**Work instructions:** Copy the records from the line containing "checkbox: [276, 374, 288, 386]" through the line containing "checkbox: [290, 492, 302, 504]", keeping both of those lines. Reproduce every line unchanged.

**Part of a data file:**
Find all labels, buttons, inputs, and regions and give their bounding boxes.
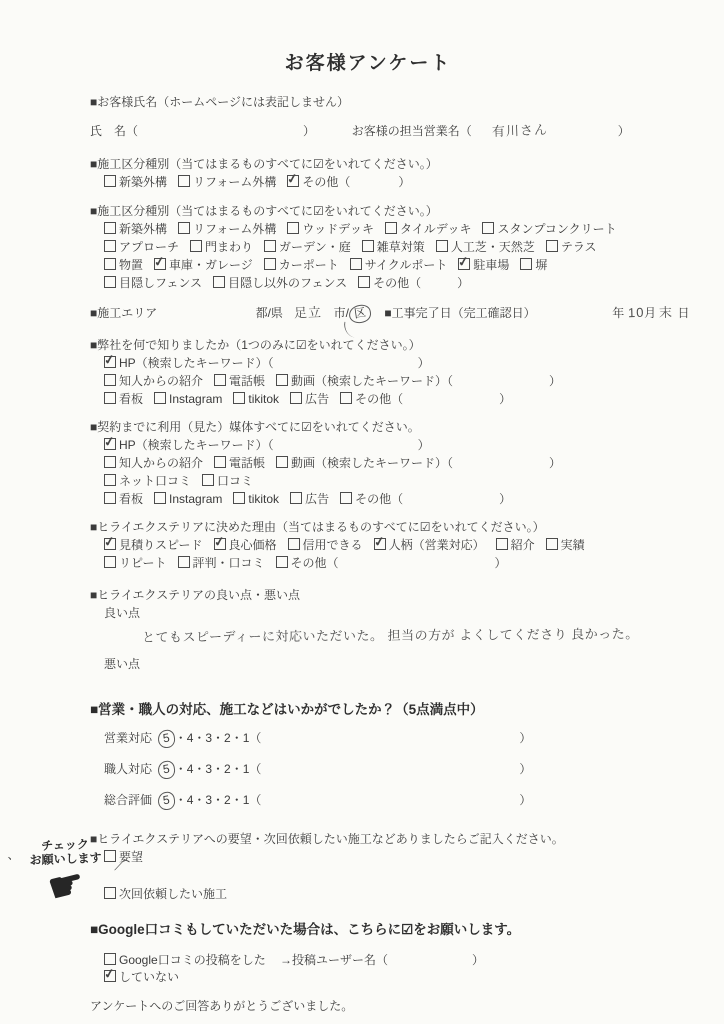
checkbox: [276, 374, 288, 386]
circled-score: 5: [157, 760, 176, 780]
rating-scale: ・4・3・2・1（: [174, 793, 262, 807]
name-label: 氏 名（: [90, 124, 139, 138]
checkbox-label: サイクルポート: [364, 258, 448, 272]
checkbox: [233, 392, 245, 404]
checkbox-label: 要望: [119, 850, 144, 864]
section-heading: ■弊社を何で知りましたか（1つのみに☑をいれてください。）: [90, 338, 421, 352]
checkbox-row: [104, 456, 646, 471]
stamp-text-line1: チェック: [41, 837, 90, 853]
sales-close-paren: ）: [617, 124, 630, 138]
checkbox: [178, 175, 190, 187]
reason-chosen-section: [90, 520, 646, 571]
section-heading: ■お客様氏名（ホームページには表記しません）: [90, 95, 350, 109]
checkbox-row: [104, 492, 646, 507]
rating-scale: ・4・3・2・1（: [174, 762, 262, 776]
checkbox-row: [104, 374, 646, 389]
checkbox-label: 人工芝・天然芝: [450, 240, 535, 254]
checkbox-item: [154, 258, 253, 273]
checkbox-item: [546, 538, 585, 553]
checkbox-row: [104, 240, 646, 255]
checkbox-item: [104, 374, 203, 389]
checkbox: [290, 492, 302, 504]
section-heading: ■ヒライエクステリアに決めた理由（当てはまるものすべてに☑をいれてください。）: [90, 520, 545, 534]
checkbox: [104, 258, 116, 270]
checkbox-label: ウッドデッキ: [302, 222, 374, 236]
construction-area-section: [90, 304, 690, 323]
checkbox-label: 車庫・ガレージ: [169, 258, 253, 272]
checkbox-label: 門まわり: [205, 240, 254, 254]
checkbox-item: [496, 538, 535, 553]
checkbox: [214, 538, 226, 550]
checkbox: [214, 456, 226, 468]
construction-category-section-2: [90, 204, 646, 291]
circled-score: 5: [157, 729, 176, 749]
checkbox-label: していない: [119, 970, 180, 984]
checkbox-label: ネット口コミ: [119, 474, 192, 488]
checkbox: [154, 258, 166, 270]
checkbox-label: Instagram: [169, 492, 223, 506]
checkbox-item: [104, 240, 179, 255]
checkbox-label: 目隠し以外のフェンス: [228, 276, 348, 290]
checkbox-label: テラス: [560, 240, 597, 254]
checkbox-item: [104, 538, 203, 553]
checkbox: [202, 474, 214, 486]
checkbox-item: [190, 240, 253, 255]
checkbox-label: ガーデン・庭: [279, 240, 351, 254]
checkbox: [104, 392, 116, 404]
day-label: 日: [677, 306, 690, 320]
rating-close-paren: ）: [519, 731, 532, 745]
rating-row: [104, 792, 646, 810]
checkbox-label: 紹介: [510, 538, 535, 552]
checkbox-label: HP（検索したキーワード）（ ）: [119, 356, 430, 370]
checkbox: [154, 392, 166, 404]
good-point-label: 良い点: [104, 606, 141, 620]
checkbox: [482, 222, 494, 234]
checkbox: [104, 374, 116, 386]
checkbox-label: 知人からの紹介: [119, 374, 204, 388]
checkbox-label: 良心価格: [228, 538, 277, 552]
pointing-hand-icon: ☛: [43, 860, 90, 912]
checkbox-label: その他（ ）: [373, 276, 470, 290]
checkbox: [340, 392, 352, 404]
checkbox-item: [520, 258, 547, 273]
checkbox: [213, 276, 225, 288]
prefecture-label: 都/県: [255, 306, 283, 320]
checkbox-item: [458, 258, 509, 273]
city-label: 市/: [333, 306, 349, 320]
checkbox: [104, 276, 116, 288]
checkbox: [104, 970, 116, 982]
checkbox: [546, 538, 558, 550]
checkbox-item: [178, 222, 276, 237]
checkbox-label: アプローチ: [119, 240, 180, 254]
ratings-section: [90, 702, 646, 810]
checkbox-item: [276, 374, 561, 389]
rating-label: 職人対応: [104, 762, 153, 776]
checkbox-label: 知人からの紹介: [119, 456, 204, 470]
checkbox-row: [104, 222, 646, 237]
checkbox-item: [104, 222, 167, 237]
month-label: 月: [644, 306, 657, 320]
requests-section: [90, 832, 646, 902]
checkbox: [104, 240, 116, 252]
checkbox: [104, 538, 116, 550]
checkbox: [276, 456, 288, 468]
checkbox: [436, 240, 448, 252]
area-handwritten-value: 足立: [294, 304, 323, 321]
section-heading: ■ヒライエクステリアの良い点・悪い点: [90, 588, 301, 602]
sales-rep-handwritten-value: 有川さん: [491, 122, 548, 139]
checkbox: [104, 175, 116, 187]
checkbox-label: Google口コミの投稿をした: [119, 953, 266, 967]
checkbox-label: tikitok: [248, 492, 280, 506]
how-known-section: [90, 338, 646, 407]
checkbox-label: 新築外構: [119, 175, 168, 189]
checkbox: [374, 538, 386, 550]
checkbox-item: [104, 438, 430, 453]
good-bad-points-section: [90, 588, 646, 672]
checkbox-row: [104, 438, 646, 453]
circled-ward: 区: [348, 304, 372, 325]
checkbox-item: [358, 276, 469, 291]
handwritten-text: とてもスピーディーに対応いただいた。 担当の方が よくしてくださり 良かった。: [141, 626, 639, 645]
year-label: 年: [612, 306, 625, 320]
checkbox-label: 雑草対策: [376, 240, 425, 254]
section-heading: ■施工区分種別（当てはまるものすべてに☑をいれてください。）: [90, 157, 438, 171]
checkbox: [104, 556, 116, 568]
checkbox-item: [154, 492, 222, 507]
checkbox-item: [264, 240, 351, 255]
day-handwritten-value: 末: [659, 304, 674, 321]
checkbox: [104, 492, 116, 504]
checkbox-row: [104, 392, 646, 407]
checkbox-item: [104, 276, 202, 291]
checkbox-label: 電話帳: [229, 374, 266, 388]
checkbox-label: その他（ ）: [355, 392, 512, 406]
checkbox: [154, 492, 166, 504]
checkbox-item: [290, 492, 329, 507]
checkbox: [264, 240, 276, 252]
checkbox-label: Instagram: [169, 392, 223, 406]
checkbox-row: [104, 356, 646, 371]
checkbox-item: [104, 456, 203, 471]
google-review-section: [90, 922, 646, 985]
thank-you-note: アンケートへのご回答ありがとうございました。: [90, 999, 354, 1013]
checkbox-item: [104, 492, 143, 507]
checkbox-item: [290, 392, 329, 407]
name-line: [90, 123, 646, 139]
checkbox-item: [385, 222, 472, 237]
checkbox-item: [436, 240, 535, 255]
checkbox-label: tikitok: [248, 392, 280, 406]
checkbox: [104, 356, 116, 368]
checkbox-item: [104, 953, 266, 968]
checkbox-label: 次回依頼したい施工: [119, 887, 228, 901]
checkbox-item: [287, 222, 374, 237]
checkbox-label: リフォーム外構: [193, 175, 277, 189]
checkbox: [233, 492, 245, 504]
decorative-tick: ／: [113, 857, 127, 873]
checkbox: [385, 222, 397, 234]
checkbox-item: [214, 538, 277, 553]
checkbox-item: [340, 392, 511, 407]
rating-close-paren: ）: [519, 793, 532, 807]
checkbox-label: 塀: [535, 258, 548, 272]
media-used-section: [90, 420, 646, 507]
checkbox: [287, 222, 299, 234]
checkbox: [104, 438, 116, 450]
checkbox-item: [104, 556, 167, 571]
checkbox-label: 評判・口コミ: [192, 556, 265, 570]
checkbox: [276, 556, 288, 568]
checkbox-row: [104, 556, 646, 571]
good-point-handwritten-comment: [142, 628, 646, 644]
checkbox: [104, 474, 116, 486]
checkbox-label: 実績: [560, 538, 585, 552]
checkbox-label: 口コミ: [217, 474, 254, 488]
checkbox-item: [287, 175, 410, 190]
checkbox-item: [104, 356, 430, 371]
checkbox-item: [264, 258, 339, 273]
checkbox-label: 物置: [119, 258, 144, 272]
checkbox-item: [154, 392, 222, 407]
checkbox: [104, 222, 116, 234]
google-not-posted-line: [104, 970, 646, 985]
checkbox-label: 看板: [119, 492, 144, 506]
checkbox-row: [104, 538, 646, 553]
checkbox: [358, 276, 370, 288]
checkbox-label: その他（ ）: [290, 556, 507, 570]
section-heading: ■施工区分種別（当てはまるものすべてに☑をいれてください。）: [90, 204, 438, 218]
checkbox-item: [104, 258, 143, 273]
checkbox: [340, 492, 352, 504]
checkbox-label: 動画（検索したキーワード）（ ）: [291, 374, 562, 388]
name-close-paren: ）: [303, 124, 316, 138]
checkbox-item: [213, 276, 347, 291]
stamp-text-line2: お願いします: [29, 850, 102, 868]
checkbox-label: 看板: [119, 392, 144, 406]
checkbox: [178, 556, 190, 568]
checkbox: [104, 953, 116, 965]
area-label: ■施工エリア: [90, 306, 158, 320]
area-line: [90, 304, 690, 323]
checkbox: [546, 240, 558, 252]
checkbox-item: [104, 887, 635, 902]
checkbox: [178, 222, 190, 234]
checkbox-item: [104, 175, 167, 190]
bad-point-label: 悪い点: [104, 657, 141, 671]
checkbox-item: [546, 240, 597, 255]
sales-rep-label: お客様の担当営業名（: [351, 124, 472, 138]
section-heading: ■Google口コミもしていただいた場合は、こちらに☑をお願いします。: [90, 922, 521, 937]
checkbox-item: [214, 374, 265, 389]
checkbox: [214, 374, 226, 386]
checkbox-item: [233, 392, 279, 407]
request-items: [104, 850, 646, 902]
checkbox-item: [340, 492, 511, 507]
checkbox-item: [276, 456, 561, 471]
checkbox-label: 電話帳: [229, 456, 266, 470]
checkbox: [190, 240, 202, 252]
checkbox-label: 信用できる: [302, 538, 363, 552]
check-please-stamp: [7, 836, 127, 912]
checkbox-item: [104, 850, 635, 865]
checkbox-row: [104, 474, 646, 489]
checkbox: [458, 258, 470, 270]
construction-category-section-1: [90, 157, 646, 190]
checkbox: [362, 240, 374, 252]
rating-scale: ・4・3・2・1（: [174, 731, 262, 745]
checkbox-item: [178, 556, 265, 571]
checkbox: [264, 258, 276, 270]
checkbox-item: [288, 538, 363, 553]
checkbox-item: [214, 456, 265, 471]
page-title: お客様アンケート: [284, 53, 452, 74]
section-heading: ■営業・職人の対応、施工などはいかがでしたか？（5点満点中）: [90, 702, 484, 717]
rating-label: 総合評価: [104, 793, 153, 807]
checkbox-item: [374, 538, 485, 553]
section-heading: ■契約までに利用（見た）媒体すべてに☑をいれてください。: [90, 420, 420, 434]
checkbox-label: 動画（検索したキーワード）（ ）: [291, 456, 562, 470]
checkbox-label: その他（ ）: [302, 175, 411, 189]
google-posted-line: [104, 953, 646, 968]
checkbox-label: 見積りスピード: [119, 538, 203, 552]
poster-username-label: →投稿ユーザー名（ ）: [280, 953, 485, 967]
month-handwritten-value: 10: [627, 304, 645, 321]
checkbox-row: [104, 175, 646, 190]
checkbox-item: [104, 474, 191, 489]
checkbox-label: 人柄（営業対応）: [388, 538, 485, 552]
checkbox-label: その他（ ）: [355, 492, 512, 506]
checkbox-label: 広告: [305, 492, 330, 506]
completion-date-label: ■工事完了日（完工確認日）: [384, 306, 536, 320]
customer-name-section: [90, 95, 646, 139]
checkbox-item: [350, 258, 448, 273]
checkbox-row: [104, 276, 646, 291]
checkbox-label: カーポート: [278, 258, 339, 272]
checkbox-label: 新築外構: [119, 222, 168, 236]
rating-rows: [104, 730, 646, 810]
checkbox-label: タイルデッキ: [399, 222, 472, 236]
checkbox-item: [233, 492, 279, 507]
checkbox-label: HP（検索したキーワード）（ ）: [119, 438, 430, 452]
rating-row: [104, 730, 646, 748]
checkbox-item: [202, 474, 253, 489]
checkbox-row: [104, 258, 646, 273]
checkbox: [350, 258, 362, 270]
section-heading: ■ヒライエクステリアへの要望・次回依頼したい施工などありましたらご記入ください。: [90, 832, 564, 846]
checkbox-item: [276, 556, 507, 571]
rating-close-paren: ）: [519, 762, 532, 776]
decorative-tick: 、: [7, 847, 20, 863]
checkbox-label: リフォーム外構: [193, 222, 277, 236]
checkbox: [290, 392, 302, 404]
rating-row: [104, 761, 646, 779]
checkbox: [496, 538, 508, 550]
checkbox-item: [178, 175, 276, 190]
checkbox-label: 広告: [305, 392, 330, 406]
survey-content: [90, 53, 690, 1014]
circled-score: 5: [157, 791, 176, 811]
checkbox: [104, 456, 116, 468]
checkbox: [288, 538, 300, 550]
checkbox-label: スタンプコンクリート: [497, 222, 617, 236]
checkbox-label: 駐車場: [473, 258, 510, 272]
checkbox-item: [482, 222, 616, 237]
checkbox-item: [362, 240, 425, 255]
rating-label: 営業対応: [104, 731, 153, 745]
checkbox: [287, 175, 299, 187]
checkbox-label: 目隠しフェンス: [119, 276, 203, 290]
checkbox-label: リピート: [119, 556, 167, 570]
checkbox: [520, 258, 532, 270]
checkbox-item: [104, 392, 143, 407]
checkbox-item: [104, 970, 179, 985]
checkbox-row: [104, 953, 277, 967]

**Solution:**
checkbox: [276, 374, 288, 386]
circled-score: 5: [157, 760, 176, 780]
rating-scale: ・4・3・2・1（: [174, 793, 262, 807]
name-label: 氏 名（: [90, 124, 139, 138]
checkbox-label: サイクルポート: [364, 258, 448, 272]
checkbox: [233, 392, 245, 404]
checkbox-label: 要望: [119, 850, 144, 864]
section-heading: ■弊社を何で知りましたか（1つのみに☑をいれてください。）: [90, 338, 421, 352]
checkbox-row: [104, 456, 646, 471]
stamp-text-line1: チェック: [41, 837, 90, 853]
sales-close-paren: ）: [617, 124, 630, 138]
checkbox: [178, 175, 190, 187]
reason-chosen-section: [90, 520, 646, 571]
section-heading: ■お客様氏名（ホームページには表記しません）: [90, 95, 350, 109]
checkbox-row: [104, 492, 646, 507]
rating-scale: ・4・3・2・1（: [174, 762, 262, 776]
checkbox-row: [104, 374, 646, 389]
checkbox-label: 人工芝・天然芝: [450, 240, 535, 254]
checkbox-item: [154, 258, 253, 273]
checkbox-item: [546, 538, 585, 553]
checkbox-row: [104, 240, 646, 255]
checkbox-item: [104, 374, 203, 389]
checkbox: [290, 492, 302, 504]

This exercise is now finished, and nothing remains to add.